AIM OF THE TASK:
Please pull out every line that includes the string "structured".

RECORDS SUPPLIED:
....

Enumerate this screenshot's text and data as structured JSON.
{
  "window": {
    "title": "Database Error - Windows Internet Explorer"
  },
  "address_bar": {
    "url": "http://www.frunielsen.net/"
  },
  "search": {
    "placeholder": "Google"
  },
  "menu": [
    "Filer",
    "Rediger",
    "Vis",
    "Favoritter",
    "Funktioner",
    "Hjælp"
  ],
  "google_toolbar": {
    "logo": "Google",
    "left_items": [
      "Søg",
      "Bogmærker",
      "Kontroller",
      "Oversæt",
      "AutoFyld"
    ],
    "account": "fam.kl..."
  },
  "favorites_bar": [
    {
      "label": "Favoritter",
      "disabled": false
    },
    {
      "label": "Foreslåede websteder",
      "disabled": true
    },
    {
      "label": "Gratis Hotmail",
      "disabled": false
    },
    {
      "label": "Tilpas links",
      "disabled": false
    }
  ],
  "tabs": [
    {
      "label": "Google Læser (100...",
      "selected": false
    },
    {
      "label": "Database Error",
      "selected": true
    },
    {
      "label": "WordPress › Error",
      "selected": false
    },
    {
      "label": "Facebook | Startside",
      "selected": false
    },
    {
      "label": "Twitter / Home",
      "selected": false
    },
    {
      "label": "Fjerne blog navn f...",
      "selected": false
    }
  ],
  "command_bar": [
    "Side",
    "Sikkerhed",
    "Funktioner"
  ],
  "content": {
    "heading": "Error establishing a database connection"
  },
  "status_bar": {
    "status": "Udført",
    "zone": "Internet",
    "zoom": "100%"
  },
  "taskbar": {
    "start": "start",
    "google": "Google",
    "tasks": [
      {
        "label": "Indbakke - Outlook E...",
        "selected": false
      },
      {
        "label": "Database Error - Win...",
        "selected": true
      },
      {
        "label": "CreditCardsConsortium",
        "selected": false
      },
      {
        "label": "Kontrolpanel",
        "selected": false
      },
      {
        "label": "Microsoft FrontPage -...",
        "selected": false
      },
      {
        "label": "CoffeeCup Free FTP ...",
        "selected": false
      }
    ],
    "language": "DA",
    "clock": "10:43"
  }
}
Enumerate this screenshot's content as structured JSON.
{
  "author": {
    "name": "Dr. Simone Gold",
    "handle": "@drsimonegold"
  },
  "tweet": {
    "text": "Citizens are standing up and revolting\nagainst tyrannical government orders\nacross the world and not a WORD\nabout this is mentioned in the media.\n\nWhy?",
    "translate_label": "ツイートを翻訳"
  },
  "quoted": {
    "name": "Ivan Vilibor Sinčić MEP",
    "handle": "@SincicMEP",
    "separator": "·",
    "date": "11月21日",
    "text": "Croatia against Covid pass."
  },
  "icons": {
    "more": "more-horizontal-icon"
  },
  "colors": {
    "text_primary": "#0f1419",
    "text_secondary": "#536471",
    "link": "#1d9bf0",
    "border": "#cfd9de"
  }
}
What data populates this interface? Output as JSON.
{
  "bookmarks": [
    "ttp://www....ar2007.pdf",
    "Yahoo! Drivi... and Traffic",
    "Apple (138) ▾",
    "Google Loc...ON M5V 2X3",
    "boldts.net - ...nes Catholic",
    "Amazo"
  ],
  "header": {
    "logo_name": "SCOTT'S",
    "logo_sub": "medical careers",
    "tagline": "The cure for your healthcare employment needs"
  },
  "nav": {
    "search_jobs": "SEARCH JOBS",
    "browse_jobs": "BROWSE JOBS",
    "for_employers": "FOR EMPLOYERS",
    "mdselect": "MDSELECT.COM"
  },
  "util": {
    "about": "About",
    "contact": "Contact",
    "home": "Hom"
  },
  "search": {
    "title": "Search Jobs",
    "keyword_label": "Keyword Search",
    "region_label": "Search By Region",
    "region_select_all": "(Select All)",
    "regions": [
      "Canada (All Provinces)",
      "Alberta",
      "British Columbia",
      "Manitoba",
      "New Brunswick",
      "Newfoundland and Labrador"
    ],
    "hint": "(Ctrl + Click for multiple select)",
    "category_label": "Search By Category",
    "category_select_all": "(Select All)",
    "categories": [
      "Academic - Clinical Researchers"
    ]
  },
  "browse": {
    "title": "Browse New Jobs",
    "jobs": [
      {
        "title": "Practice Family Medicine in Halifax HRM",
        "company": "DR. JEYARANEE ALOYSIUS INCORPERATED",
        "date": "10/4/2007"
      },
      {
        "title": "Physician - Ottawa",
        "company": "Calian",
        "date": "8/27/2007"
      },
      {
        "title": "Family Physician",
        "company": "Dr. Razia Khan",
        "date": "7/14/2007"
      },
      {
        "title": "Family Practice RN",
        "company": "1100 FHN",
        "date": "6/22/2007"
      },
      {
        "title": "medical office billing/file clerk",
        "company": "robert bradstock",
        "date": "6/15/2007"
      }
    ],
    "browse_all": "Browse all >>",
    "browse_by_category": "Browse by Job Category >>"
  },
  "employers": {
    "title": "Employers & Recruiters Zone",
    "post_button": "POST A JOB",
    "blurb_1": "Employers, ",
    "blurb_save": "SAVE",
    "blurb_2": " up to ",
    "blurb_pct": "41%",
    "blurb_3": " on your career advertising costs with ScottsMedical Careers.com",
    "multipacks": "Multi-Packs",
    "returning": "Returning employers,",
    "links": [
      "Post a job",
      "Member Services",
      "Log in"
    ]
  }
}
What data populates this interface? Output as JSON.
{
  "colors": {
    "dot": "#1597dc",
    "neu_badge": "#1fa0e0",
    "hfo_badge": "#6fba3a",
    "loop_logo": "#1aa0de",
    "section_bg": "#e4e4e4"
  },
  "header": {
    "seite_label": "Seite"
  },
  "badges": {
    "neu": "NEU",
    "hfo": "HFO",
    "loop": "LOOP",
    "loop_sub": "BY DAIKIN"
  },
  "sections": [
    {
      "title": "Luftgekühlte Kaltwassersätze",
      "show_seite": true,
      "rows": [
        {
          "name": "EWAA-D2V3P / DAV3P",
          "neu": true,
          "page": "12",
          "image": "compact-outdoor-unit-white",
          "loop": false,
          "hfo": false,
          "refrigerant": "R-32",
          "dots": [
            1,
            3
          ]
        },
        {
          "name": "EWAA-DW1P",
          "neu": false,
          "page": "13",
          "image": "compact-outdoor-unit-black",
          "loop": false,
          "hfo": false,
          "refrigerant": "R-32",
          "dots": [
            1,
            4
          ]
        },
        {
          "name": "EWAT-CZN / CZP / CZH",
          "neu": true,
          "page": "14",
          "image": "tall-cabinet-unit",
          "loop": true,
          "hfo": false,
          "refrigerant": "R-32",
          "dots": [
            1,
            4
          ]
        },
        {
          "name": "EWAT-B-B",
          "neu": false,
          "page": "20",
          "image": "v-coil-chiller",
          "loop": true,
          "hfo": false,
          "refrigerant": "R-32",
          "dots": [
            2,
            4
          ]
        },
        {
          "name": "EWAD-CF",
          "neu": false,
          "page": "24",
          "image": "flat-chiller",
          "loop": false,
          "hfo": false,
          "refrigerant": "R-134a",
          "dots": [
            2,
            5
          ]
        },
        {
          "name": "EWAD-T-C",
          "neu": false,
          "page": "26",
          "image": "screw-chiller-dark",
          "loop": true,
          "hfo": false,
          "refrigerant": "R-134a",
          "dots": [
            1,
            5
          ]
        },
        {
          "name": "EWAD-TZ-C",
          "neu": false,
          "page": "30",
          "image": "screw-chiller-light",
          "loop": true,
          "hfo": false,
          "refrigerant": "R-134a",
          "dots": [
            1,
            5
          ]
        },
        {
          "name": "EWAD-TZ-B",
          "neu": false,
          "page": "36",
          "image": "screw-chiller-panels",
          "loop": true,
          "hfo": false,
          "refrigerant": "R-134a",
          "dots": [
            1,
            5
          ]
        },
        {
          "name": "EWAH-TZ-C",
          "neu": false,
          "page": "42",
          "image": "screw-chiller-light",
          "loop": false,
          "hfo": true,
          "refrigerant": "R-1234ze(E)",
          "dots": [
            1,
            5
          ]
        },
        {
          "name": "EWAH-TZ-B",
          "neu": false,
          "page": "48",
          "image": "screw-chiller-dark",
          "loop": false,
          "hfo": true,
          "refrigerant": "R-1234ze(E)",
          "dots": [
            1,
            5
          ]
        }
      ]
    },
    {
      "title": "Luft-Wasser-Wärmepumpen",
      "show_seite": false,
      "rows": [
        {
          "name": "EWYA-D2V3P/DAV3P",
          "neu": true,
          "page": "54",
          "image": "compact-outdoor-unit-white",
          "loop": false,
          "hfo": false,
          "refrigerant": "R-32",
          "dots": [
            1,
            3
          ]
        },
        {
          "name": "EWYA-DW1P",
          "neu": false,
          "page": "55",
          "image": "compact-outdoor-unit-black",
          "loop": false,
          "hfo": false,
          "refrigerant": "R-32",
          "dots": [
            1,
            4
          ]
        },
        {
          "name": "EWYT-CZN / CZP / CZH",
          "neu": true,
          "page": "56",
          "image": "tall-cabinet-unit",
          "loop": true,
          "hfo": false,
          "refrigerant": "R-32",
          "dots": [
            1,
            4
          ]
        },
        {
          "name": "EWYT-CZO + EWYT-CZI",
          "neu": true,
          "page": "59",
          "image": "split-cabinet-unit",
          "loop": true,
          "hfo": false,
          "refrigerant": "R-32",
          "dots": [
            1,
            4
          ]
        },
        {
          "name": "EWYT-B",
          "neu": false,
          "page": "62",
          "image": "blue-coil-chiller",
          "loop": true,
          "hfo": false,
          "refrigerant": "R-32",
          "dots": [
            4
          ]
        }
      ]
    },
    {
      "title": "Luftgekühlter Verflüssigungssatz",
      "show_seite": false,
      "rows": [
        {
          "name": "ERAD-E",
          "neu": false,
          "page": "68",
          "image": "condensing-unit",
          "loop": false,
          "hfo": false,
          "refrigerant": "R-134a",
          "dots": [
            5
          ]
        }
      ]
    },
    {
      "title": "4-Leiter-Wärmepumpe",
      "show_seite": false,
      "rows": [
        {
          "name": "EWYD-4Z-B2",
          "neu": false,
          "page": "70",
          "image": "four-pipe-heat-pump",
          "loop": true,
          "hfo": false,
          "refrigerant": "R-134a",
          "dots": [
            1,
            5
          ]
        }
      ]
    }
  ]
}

....

FINISHED TASK:
Enumerate this screenshot's text and data as structured JSON.
Enumerate this screenshot's content as structured JSON.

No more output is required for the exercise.